TASK INSTRUCTIONS:
Exactly as given, repeat all of the entries.

------------------------------------------------

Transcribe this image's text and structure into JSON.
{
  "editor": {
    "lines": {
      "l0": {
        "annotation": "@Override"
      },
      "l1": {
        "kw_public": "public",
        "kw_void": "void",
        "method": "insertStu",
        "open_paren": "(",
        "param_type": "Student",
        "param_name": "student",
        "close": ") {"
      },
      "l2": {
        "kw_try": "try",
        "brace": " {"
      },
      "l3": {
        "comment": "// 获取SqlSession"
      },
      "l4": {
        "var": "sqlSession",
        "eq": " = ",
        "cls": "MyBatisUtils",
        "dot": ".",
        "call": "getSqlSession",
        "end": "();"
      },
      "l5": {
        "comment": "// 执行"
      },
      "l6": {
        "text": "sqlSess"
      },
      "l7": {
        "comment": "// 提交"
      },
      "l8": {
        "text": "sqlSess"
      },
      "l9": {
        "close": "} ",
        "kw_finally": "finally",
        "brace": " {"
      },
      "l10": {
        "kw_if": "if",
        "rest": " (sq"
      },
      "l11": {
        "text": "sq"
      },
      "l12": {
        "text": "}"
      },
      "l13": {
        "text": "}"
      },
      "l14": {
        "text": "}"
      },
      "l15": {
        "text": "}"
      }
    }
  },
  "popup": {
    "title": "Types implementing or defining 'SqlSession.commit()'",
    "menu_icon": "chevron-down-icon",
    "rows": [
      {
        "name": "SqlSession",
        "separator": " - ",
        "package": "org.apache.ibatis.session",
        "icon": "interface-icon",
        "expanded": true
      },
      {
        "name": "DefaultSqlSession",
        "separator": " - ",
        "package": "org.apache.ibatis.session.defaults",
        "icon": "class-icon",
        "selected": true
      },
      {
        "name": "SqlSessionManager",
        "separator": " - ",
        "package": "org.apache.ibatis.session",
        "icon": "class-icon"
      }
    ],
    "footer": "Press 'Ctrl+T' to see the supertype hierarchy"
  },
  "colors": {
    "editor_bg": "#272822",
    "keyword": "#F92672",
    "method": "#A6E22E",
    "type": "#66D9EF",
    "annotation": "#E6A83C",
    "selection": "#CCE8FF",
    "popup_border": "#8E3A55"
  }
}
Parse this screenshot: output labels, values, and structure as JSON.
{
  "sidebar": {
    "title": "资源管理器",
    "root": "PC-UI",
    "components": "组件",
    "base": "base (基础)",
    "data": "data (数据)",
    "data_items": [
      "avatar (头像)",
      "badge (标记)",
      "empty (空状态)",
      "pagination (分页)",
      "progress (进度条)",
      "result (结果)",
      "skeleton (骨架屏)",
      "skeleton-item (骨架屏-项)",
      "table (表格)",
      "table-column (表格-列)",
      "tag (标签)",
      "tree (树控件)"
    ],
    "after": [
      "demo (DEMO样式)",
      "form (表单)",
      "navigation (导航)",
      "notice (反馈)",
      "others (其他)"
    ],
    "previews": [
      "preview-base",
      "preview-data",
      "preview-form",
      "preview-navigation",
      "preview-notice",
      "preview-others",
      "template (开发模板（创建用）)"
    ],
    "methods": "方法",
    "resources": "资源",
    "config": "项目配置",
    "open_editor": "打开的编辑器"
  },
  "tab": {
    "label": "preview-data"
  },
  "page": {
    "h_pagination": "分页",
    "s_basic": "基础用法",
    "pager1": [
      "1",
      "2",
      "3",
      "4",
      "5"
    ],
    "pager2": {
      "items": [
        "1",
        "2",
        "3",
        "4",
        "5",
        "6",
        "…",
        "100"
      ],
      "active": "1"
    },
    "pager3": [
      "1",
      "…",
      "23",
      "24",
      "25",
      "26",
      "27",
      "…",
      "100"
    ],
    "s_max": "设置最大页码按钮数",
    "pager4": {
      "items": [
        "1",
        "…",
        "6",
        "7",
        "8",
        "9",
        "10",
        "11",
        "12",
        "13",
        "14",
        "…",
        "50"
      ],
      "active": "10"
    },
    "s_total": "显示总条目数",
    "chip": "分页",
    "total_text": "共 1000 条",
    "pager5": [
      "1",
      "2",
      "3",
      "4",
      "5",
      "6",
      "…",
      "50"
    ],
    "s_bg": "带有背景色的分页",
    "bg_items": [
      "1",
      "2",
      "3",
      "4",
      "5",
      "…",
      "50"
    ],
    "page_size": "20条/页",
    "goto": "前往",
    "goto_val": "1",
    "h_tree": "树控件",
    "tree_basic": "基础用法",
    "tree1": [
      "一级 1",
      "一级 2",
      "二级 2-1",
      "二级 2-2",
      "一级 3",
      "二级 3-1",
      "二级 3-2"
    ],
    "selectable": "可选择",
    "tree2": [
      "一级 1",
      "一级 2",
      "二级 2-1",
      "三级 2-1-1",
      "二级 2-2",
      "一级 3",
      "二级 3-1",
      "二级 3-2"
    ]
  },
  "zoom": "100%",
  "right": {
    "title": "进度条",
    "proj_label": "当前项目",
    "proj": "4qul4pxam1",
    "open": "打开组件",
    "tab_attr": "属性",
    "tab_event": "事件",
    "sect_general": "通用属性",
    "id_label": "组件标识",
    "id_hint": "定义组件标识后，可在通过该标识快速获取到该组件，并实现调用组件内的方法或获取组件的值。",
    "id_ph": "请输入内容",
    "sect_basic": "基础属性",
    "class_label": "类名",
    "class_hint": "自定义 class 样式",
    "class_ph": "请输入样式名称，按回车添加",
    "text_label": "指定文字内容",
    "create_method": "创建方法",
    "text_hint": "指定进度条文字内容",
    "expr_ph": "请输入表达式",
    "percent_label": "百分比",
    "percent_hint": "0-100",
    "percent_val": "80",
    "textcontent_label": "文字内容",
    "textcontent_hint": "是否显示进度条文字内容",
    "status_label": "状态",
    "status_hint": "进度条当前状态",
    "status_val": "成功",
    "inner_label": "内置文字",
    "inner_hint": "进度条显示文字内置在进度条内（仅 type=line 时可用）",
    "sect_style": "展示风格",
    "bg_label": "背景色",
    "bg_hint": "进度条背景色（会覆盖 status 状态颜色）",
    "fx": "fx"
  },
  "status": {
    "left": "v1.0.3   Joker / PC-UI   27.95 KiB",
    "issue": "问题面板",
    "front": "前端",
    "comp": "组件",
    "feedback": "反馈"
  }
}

------------------------------------------------

FULL ANSWER:
Transcribe this image's text and structure into JSON.
{
  "editor": {
    "lines": {
      "l0": {
        "annotation": "@Override"
      },
      "l1": {
        "kw_public": "public",
        "kw_void": "void",
        "method": "insertStu",
        "open_paren": "(",
        "param_type": "Student",
        "param_name": "student",
        "close": ") {"
      },
      "l2": {
        "kw_try": "try",
        "brace": " {"
      },
      "l3": {
        "comment": "// 获取SqlSession"
      },
      "l4": {
        "var": "sqlSession",
        "eq": " = ",
        "cls": "MyBatisUtils",
        "dot": ".",
        "call": "getSqlSession",
        "end": "();"
      },
      "l5": {
        "comment": "// 执行"
      },
      "l6": {
        "text": "sqlSess"
      },
      "l7": {
        "comment": "// 提交"
      },
      "l8": {
        "text": "sqlSess"
      },
      "l9": {
        "close": "} ",
        "kw_finally": "finally",
        "brace": " {"
      },
      "l10": {
        "kw_if": "if",
        "rest": " (sq"
      },
      "l11": {
        "text": "sq"
      },
      "l12": {
        "text": "}"
      },
      "l13": {
        "text": "}"
      },
      "l14": {
        "text": "}"
      },
      "l15": {
        "text": "}"
      }
    }
  },
  "popup": {
    "title": "Types implementing or defining 'SqlSession.commit()'",
    "menu_icon": "chevron-down-icon",
    "rows": [
      {
        "name": "SqlSession",
        "separator": " - ",
        "package": "org.apache.ibatis.session",
        "icon": "interface-icon",
        "expanded": true
      },
      {
        "name": "DefaultSqlSession",
        "separator": " - ",
        "package": "org.apache.ibatis.session.defaults",
        "icon": "class-icon",
        "selected": true
      },
      {
        "name": "SqlSessionManager",
        "separator": " - ",
        "package": "org.apache.ibatis.session",
        "icon": "class-icon"
      }
    ],
    "footer": "Press 'Ctrl+T' to see the supertype hierarchy"
  },
  "colors": {
    "editor_bg": "#272822",
    "keyword": "#F92672",
    "method": "#A6E22E",
    "type": "#66D9EF",
    "annotation": "#E6A83C",
    "selection": "#CCE8FF",
    "popup_border": "#8E3A55"
  }
}
Parse this screenshot: output labels, values, and structure as JSON.
{
  "sidebar": {
    "title": "资源管理器",
    "root": "PC-UI",
    "components": "组件",
    "base": "base (基础)",
    "data": "data (数据)",
    "data_items": [
      "avatar (头像)",
      "badge (标记)",
      "empty (空状态)",
      "pagination (分页)",
      "progress (进度条)",
      "result (结果)",
      "skeleton (骨架屏)",
      "skeleton-item (骨架屏-项)",
      "table (表格)",
      "table-column (表格-列)",
      "tag (标签)",
      "tree (树控件)"
    ],
    "after": [
      "demo (DEMO样式)",
      "form (表单)",
      "navigation (导航)",
      "notice (反馈)",
      "others (其他)"
    ],
    "previews": [
      "preview-base",
      "preview-data",
      "preview-form",
      "preview-navigation",
      "preview-notice",
      "preview-others",
      "template (开发模板（创建用）)"
    ],
    "methods": "方法",
    "resources": "资源",
    "config": "项目配置",
    "open_editor": "打开的编辑器"
  },
  "tab": {
    "label": "preview-data"
  },
  "page": {
    "h_pagination": "分页",
    "s_basic": "基础用法",
    "pager1": [
      "1",
      "2",
      "3",
      "4",
      "5"
    ],
    "pager2": {
      "items": [
        "1",
        "2",
        "3",
        "4",
        "5",
        "6",
        "…",
        "100"
      ],
      "active": "1"
    },
    "pager3": [
      "1",
      "…",
      "23",
      "24",
      "25",
      "26",
      "27",
      "…",
      "100"
    ],
    "s_max": "设置最大页码按钮数",
    "pager4": {
      "items": [
        "1",
        "…",
        "6",
        "7",
        "8",
        "9",
        "10",
        "11",
        "12",
        "13",
        "14",
        "…",
        "50"
      ],
      "active": "10"
    },
    "s_total": "显示总条目数",
    "chip": "分页",
    "total_text": "共 1000 条",
    "pager5": [
      "1",
      "2",
      "3",
      "4",
      "5",
      "6",
      "…",
      "50"
    ],
    "s_bg": "带有背景色的分页",
    "bg_items": [
      "1",
      "2",
      "3",
      "4",
      "5",
      "…",
      "50"
    ],
    "page_size": "20条/页",
    "goto": "前往",
    "goto_val": "1",
    "h_tree": "树控件",
    "tree_basic": "基础用法",
    "tree1": [
      "一级 1",
      "一级 2",
      "二级 2-1",
      "二级 2-2",
      "一级 3",
      "二级 3-1",
      "二级 3-2"
    ],
    "selectable": "可选择",
    "tree2": [
      "一级 1",
      "一级 2",
      "二级 2-1",
      "三级 2-1-1",
      "二级 2-2",
      "一级 3",
      "二级 3-1",
      "二级 3-2"
    ]
  },
  "zoom": "100%",
  "right": {
    "title": "进度条",
    "proj_label": "当前项目",
    "proj": "4qul4pxam1",
    "open": "打开组件",
    "tab_attr": "属性",
    "tab_event": "事件",
    "sect_general": "通用属性",
    "id_label": "组件标识",
    "id_hint": "定义组件标识后，可在通过该标识快速获取到该组件，并实现调用组件内的方法或获取组件的值。",
    "id_ph": "请输入内容",
    "sect_basic": "基础属性",
    "class_label": "类名",
    "class_hint": "自定义 class 样式",
    "class_ph": "请输入样式名称，按回车添加",
    "text_label": "指定文字内容",
    "create_method": "创建方法",
    "text_hint": "指定进度条文字内容",
    "expr_ph": "请输入表达式",
    "percent_label": "百分比",
    "percent_hint": "0-100",
    "percent_val": "80",
    "textcontent_label": "文字内容",
    "textcontent_hint": "是否显示进度条文字内容",
    "status_label": "状态",
    "status_hint": "进度条当前状态",
    "status_val": "成功",
    "inner_label": "内置文字",
    "inner_hint": "进度条显示文字内置在进度条内（仅 type=line 时可用）",
    "sect_style": "展示风格",
    "bg_label": "背景色",
    "bg_hint": "进度条背景色（会覆盖 status 状态颜色）",
    "fx": "fx"
  },
  "status": {
    "left": "v1.0.3   Joker / PC-UI   27.95 KiB",
    "issue": "问题面板",
    "front": "前端",
    "comp": "组件",
    "feedback": "反馈"
  }
}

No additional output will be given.